"""

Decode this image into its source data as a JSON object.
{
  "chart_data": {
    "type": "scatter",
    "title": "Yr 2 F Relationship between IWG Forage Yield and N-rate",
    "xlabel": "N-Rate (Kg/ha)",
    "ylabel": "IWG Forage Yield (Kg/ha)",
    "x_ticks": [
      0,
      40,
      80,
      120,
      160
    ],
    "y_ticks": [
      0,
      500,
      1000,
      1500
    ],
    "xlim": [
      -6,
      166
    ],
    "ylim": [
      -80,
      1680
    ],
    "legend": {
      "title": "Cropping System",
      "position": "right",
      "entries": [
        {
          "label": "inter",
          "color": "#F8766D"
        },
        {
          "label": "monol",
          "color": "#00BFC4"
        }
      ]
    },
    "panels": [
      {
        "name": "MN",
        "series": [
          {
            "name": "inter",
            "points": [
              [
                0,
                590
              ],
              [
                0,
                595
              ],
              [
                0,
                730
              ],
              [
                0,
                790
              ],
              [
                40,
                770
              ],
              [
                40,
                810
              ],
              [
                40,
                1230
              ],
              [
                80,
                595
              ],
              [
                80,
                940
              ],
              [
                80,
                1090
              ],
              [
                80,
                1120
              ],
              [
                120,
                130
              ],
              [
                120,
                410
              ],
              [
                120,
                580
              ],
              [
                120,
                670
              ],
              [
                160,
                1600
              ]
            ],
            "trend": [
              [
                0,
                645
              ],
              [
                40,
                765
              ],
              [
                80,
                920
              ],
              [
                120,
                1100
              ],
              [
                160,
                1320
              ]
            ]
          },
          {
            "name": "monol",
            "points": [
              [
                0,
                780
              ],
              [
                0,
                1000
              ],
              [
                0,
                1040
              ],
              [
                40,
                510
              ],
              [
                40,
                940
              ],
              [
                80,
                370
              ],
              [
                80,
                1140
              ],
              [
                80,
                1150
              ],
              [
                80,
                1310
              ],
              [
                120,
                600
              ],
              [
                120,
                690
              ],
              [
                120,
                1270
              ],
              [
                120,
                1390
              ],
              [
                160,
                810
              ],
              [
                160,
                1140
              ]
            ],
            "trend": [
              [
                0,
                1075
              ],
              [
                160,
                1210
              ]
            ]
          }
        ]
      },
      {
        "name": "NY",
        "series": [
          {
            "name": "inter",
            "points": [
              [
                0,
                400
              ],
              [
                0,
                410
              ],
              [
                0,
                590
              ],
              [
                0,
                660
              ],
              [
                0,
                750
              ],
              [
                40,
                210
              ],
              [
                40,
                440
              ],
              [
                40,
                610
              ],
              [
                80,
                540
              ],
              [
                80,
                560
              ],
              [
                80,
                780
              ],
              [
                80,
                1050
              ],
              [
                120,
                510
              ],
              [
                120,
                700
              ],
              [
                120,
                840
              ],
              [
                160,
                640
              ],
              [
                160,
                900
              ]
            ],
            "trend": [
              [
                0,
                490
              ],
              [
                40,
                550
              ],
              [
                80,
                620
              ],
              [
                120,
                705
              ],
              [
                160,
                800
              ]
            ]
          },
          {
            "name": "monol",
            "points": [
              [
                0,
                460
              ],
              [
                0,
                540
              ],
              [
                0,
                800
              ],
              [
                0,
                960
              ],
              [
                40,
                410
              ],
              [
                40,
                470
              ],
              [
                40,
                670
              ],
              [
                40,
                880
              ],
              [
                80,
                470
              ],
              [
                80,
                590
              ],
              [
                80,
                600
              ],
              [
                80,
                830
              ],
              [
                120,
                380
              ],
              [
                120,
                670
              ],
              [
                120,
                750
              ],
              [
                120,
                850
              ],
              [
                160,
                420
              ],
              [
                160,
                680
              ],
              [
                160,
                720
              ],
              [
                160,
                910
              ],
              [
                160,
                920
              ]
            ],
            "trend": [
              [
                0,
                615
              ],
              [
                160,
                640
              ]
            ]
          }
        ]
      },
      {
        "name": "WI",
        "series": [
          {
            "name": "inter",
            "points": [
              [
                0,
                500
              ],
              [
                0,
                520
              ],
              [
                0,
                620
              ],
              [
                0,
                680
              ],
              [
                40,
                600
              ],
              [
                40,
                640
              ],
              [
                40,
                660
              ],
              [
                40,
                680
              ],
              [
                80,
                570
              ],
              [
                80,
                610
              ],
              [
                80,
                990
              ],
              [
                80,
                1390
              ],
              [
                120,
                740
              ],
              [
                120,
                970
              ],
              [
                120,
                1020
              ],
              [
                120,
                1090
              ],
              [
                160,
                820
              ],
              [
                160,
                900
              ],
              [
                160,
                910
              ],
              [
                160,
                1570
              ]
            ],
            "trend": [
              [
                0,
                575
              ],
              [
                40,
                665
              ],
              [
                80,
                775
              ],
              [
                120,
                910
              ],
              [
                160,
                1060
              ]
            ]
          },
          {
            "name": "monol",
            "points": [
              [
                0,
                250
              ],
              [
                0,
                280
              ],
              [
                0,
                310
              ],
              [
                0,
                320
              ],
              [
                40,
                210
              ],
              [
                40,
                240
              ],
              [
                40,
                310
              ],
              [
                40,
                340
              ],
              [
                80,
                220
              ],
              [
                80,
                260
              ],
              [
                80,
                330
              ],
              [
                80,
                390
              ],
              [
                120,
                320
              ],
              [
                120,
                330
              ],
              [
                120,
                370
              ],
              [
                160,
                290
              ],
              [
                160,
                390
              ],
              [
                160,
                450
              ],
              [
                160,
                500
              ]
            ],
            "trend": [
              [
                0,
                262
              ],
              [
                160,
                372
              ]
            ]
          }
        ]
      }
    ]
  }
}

"""

■ Task to complete:
Filter out all lines lacking the word "Forage" and copy the rest.

■ Correct result:
    "title": "Yr 2 F Relationship between IWG Forage Yield and N-rate",
    "ylabel": "IWG Forage Yield (Kg/ha)",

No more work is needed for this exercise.